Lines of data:
....

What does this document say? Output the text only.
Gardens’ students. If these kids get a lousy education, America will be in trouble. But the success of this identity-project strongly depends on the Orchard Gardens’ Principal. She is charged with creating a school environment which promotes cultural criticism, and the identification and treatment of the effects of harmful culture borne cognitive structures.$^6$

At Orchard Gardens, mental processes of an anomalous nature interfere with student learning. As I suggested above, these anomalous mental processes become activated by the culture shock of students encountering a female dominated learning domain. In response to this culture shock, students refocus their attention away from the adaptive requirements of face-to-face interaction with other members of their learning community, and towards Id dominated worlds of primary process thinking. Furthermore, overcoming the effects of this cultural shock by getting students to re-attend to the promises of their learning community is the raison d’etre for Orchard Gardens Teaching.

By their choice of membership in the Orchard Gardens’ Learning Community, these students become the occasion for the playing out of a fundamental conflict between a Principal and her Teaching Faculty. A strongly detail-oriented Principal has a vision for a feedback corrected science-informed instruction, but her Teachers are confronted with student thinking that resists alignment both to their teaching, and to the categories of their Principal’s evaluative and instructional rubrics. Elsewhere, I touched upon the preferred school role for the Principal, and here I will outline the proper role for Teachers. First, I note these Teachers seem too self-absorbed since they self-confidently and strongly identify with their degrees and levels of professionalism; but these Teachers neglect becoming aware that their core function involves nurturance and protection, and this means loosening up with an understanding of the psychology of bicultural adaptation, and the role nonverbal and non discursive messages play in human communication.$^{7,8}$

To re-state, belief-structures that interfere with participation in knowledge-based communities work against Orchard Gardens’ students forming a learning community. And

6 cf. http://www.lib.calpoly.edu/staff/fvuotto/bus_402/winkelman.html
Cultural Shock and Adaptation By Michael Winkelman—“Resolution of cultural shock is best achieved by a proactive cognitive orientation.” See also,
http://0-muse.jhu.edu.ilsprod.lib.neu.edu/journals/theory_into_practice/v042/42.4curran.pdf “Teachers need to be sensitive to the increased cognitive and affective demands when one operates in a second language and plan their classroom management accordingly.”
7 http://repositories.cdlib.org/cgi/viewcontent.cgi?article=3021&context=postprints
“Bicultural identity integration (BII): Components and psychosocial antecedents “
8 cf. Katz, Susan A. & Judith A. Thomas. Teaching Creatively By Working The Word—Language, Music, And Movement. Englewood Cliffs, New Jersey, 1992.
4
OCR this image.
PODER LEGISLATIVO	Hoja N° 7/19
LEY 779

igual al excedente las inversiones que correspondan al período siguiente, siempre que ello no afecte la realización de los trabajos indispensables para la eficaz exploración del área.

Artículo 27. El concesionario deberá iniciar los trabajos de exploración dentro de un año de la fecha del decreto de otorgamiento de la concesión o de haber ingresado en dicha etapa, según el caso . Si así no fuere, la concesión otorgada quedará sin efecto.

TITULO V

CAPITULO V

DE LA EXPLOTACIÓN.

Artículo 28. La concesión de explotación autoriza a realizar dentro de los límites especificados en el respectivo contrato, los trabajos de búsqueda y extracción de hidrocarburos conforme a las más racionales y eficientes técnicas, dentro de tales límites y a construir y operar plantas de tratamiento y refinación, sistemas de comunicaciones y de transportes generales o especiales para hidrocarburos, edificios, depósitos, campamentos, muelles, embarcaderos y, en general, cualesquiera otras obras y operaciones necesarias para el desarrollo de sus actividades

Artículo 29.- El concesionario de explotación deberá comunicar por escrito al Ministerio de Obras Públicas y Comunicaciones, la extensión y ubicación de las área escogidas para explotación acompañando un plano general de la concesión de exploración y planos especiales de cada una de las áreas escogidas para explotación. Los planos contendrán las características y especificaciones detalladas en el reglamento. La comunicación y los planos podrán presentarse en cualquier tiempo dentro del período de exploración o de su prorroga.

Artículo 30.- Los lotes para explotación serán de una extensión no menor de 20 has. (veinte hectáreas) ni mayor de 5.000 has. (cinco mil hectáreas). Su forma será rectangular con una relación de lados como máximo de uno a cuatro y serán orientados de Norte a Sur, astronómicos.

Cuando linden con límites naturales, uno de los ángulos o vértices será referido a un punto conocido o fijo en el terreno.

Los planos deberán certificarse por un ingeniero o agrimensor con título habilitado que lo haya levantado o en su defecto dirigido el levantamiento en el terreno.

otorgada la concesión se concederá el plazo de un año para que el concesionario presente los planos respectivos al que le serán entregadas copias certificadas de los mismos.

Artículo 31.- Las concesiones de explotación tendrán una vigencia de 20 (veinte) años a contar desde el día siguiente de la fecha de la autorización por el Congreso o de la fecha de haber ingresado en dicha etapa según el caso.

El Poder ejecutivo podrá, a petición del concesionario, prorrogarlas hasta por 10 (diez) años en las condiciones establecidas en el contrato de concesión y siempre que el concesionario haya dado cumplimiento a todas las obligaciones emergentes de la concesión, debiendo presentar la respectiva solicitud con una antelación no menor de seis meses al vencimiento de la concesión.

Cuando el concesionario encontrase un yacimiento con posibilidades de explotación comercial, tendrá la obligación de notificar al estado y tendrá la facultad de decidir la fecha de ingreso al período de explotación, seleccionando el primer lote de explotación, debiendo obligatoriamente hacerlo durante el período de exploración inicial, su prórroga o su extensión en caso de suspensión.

....

Set problem ▸
Among the lines of the material above, how many include the string "siguiente"? Report only that number.

The response ▸
2